Element position data
::::::

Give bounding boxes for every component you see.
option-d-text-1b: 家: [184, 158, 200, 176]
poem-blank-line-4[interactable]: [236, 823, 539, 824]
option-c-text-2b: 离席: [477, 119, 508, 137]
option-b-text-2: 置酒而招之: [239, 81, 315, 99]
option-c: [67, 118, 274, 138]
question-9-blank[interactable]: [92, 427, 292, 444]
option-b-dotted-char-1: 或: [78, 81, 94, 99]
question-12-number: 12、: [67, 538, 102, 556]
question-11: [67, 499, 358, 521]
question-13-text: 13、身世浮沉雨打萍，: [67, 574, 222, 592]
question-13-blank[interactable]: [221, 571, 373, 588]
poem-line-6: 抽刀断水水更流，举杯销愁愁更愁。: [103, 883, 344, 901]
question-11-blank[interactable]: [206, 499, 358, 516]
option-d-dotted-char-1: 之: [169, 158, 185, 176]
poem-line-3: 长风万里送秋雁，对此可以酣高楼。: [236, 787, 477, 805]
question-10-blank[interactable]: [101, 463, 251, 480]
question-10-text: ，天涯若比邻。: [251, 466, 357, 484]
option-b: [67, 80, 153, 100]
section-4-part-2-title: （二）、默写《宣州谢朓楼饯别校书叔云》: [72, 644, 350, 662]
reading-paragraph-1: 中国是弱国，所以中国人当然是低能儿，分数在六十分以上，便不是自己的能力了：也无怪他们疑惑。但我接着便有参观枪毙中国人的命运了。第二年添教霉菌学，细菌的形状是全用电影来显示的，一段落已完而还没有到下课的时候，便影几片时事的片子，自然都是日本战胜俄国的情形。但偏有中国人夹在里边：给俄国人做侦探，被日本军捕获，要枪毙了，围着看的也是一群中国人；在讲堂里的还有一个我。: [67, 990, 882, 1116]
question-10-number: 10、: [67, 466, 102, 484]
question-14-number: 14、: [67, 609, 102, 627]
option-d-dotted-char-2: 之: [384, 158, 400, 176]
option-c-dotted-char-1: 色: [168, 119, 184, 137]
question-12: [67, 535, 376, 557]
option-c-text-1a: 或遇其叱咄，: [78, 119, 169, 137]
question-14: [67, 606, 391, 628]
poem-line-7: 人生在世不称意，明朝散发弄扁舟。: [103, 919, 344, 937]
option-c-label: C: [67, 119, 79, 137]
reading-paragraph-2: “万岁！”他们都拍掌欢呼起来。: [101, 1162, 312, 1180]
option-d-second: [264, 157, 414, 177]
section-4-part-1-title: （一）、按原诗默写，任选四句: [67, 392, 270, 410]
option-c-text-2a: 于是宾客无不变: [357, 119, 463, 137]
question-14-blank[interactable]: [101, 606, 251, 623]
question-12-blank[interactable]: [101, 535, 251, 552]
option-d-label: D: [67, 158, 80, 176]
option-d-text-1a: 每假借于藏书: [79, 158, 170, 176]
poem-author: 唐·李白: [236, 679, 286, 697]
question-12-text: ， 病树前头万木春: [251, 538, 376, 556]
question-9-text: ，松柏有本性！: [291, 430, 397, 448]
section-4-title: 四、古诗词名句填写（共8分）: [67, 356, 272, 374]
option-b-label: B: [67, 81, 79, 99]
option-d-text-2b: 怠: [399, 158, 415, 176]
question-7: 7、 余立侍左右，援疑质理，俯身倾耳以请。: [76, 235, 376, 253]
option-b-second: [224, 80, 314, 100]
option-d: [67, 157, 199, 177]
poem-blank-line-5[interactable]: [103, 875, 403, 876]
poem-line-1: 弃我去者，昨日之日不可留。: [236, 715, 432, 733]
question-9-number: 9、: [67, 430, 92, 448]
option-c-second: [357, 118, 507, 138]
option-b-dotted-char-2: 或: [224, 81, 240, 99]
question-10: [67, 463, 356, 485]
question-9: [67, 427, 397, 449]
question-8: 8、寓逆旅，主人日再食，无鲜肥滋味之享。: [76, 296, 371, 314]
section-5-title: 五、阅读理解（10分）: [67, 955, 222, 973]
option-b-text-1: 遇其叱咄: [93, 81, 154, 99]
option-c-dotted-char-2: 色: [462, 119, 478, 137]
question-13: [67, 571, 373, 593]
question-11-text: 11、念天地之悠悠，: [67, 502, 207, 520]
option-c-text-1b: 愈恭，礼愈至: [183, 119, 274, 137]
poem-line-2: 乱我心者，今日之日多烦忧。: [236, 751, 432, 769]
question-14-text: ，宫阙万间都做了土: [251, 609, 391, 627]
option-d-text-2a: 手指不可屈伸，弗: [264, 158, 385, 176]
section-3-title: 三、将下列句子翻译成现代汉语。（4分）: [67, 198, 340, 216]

::::::

To be done: Output every line of the items above as a JSON list of strings, one string per line, omitting blank lines.

Response below:
[
  "Give bounding boxes for every component you see.",
  "option-d-text-1b: 家: [184, 158, 200, 176]",
  "poem-blank-line-4[interactable]: [236, 823, 539, 824]",
  "option-c-text-2b: 离席: [477, 119, 508, 137]",
  "option-b-text-2: 置酒而招之: [239, 81, 315, 99]",
  "option-c: [67, 118, 274, 138]",
  "question-9-blank[interactable]: [92, 427, 292, 444]",
  "option-b-dotted-char-1: 或: [78, 81, 94, 99]",
  "question-12-number: 12、: [67, 538, 102, 556]",
  "question-11: [67, 499, 358, 521]",
  "question-13-text: 13、身世浮沉雨打萍，: [67, 574, 222, 592]",
  "question-13-blank[interactable]: [221, 571, 373, 588]",
  "poem-line-6: 抽刀断水水更流，举杯销愁愁更愁。: [103, 883, 344, 901]",
  "question-11-blank[interactable]: [206, 499, 358, 516]",
  "option-d-dotted-char-1: 之: [169, 158, 185, 176]",
  "poem-line-3: 长风万里送秋雁，对此可以酣高楼。: [236, 787, 477, 805]",
  "question-10-blank[interactable]: [101, 463, 251, 480]",
  "question-10-text: ，天涯若比邻。: [251, 466, 357, 484]",
  "option-b: [67, 80, 153, 100]",
  "section-4-part-2-title: （二）、默写《宣州谢朓楼饯别校书叔云》: [72, 644, 350, 662]",
  "reading-paragraph-1: 中国是弱国，所以中国人当然是低能儿，分数在六十分以上，便不是自己的能力了：也无怪他们疑惑。但我接着便有参观枪毙中国人的命运了。第二年添教霉菌学，细菌的形状是全用电影来显示的，一段落已完而还没有到下课的时候，便影几片时事的片子，自然都是日本战胜俄国的情形。但偏有中国人夹在里边：给俄国人做侦探，被日本军捕获，要枪毙了，围着看的也是一群中国人；在讲堂里的还有一个我。: [67, 990, 882, 1116]",
  "question-10-number: 10、: [67, 466, 102, 484]",
  "question-14-number: 14、: [67, 609, 102, 627]",
  "option-d-dotted-char-2: 之: [384, 158, 400, 176]",
  "option-c-dotted-char-1: 色: [168, 119, 184, 137]",
  "question-12: [67, 535, 376, 557]",
  "option-c-text-1a: 或遇其叱咄，: [78, 119, 169, 137]",
  "question-14: [67, 606, 391, 628]",
  "poem-line-7: 人生在世不称意，明朝散发弄扁舟。: [103, 919, 344, 937]",
  "option-c-label: C: [67, 119, 79, 137]",
  "reading-paragraph-2: “万岁！”他们都拍掌欢呼起来。: [101, 1162, 312, 1180]",
  "option-d-second: [264, 157, 414, 177]",
  "section-4-part-1-title: （一）、按原诗默写，任选四句: [67, 392, 270, 410]",
  "option-c-text-2a: 于是宾客无不变: [357, 119, 463, 137]",
  "question-14-blank[interactable]: [101, 606, 251, 623]",
  "question-12-blank[interactable]: [101, 535, 251, 552]",
  "option-d-label: D: [67, 158, 80, 176]",
  "option-d-text-1a: 每假借于藏书: [79, 158, 170, 176]",
  "poem-author: 唐·李白: [236, 679, 286, 697]",
  "question-12-text: ， 病树前头万木春: [251, 538, 376, 556]",
  "question-9-text: ，松柏有本性！: [291, 430, 397, 448]",
  "section-4-title: 四、古诗词名句填写（共8分）: [67, 356, 272, 374]",
  "option-b-label: B: [67, 81, 79, 99]",
  "option-d-text-2b: 怠: [399, 158, 415, 176]",
  "question-7: 7、 余立侍左右，援疑质理，俯身倾耳以请。: [76, 235, 376, 253]",
  "option-b-second: [224, 80, 314, 100]",
  "option-d: [67, 157, 199, 177]",
  "poem-blank-line-5[interactable]: [103, 875, 403, 876]",
  "poem-line-1: 弃我去者，昨日之日不可留。: [236, 715, 432, 733]",
  "question-9-number: 9、: [67, 430, 92, 448]",
  "option-c-second: [357, 118, 507, 138]",
  "option-b-dotted-char-2: 或: [224, 81, 240, 99]",
  "question-10: [67, 463, 356, 485]",
  "question-9: [67, 427, 397, 449]",
  "question-8: 8、寓逆旅，主人日再食，无鲜肥滋味之享。: [76, 296, 371, 314]",
  "section-5-title: 五、阅读理解（10分）: [67, 955, 222, 973]",
  "option-b-text-1: 遇其叱咄: [93, 81, 154, 99]",
  "option-c-dotted-char-2: 色: [462, 119, 478, 137]",
  "question-13: [67, 571, 373, 593]",
  "question-11-text: 11、念天地之悠悠，: [67, 502, 207, 520]",
  "option-c-text-1b: 愈恭，礼愈至: [183, 119, 274, 137]",
  "poem-line-2: 乱我心者，今日之日多烦忧。: [236, 751, 432, 769]",
  "question-14-text: ，宫阙万间都做了土: [251, 609, 391, 627]",
  "option-d-text-2a: 手指不可屈伸，弗: [264, 158, 385, 176]",
  "section-3-title: 三、将下列句子翻译成现代汉语。（4分）: [67, 198, 340, 216]"
]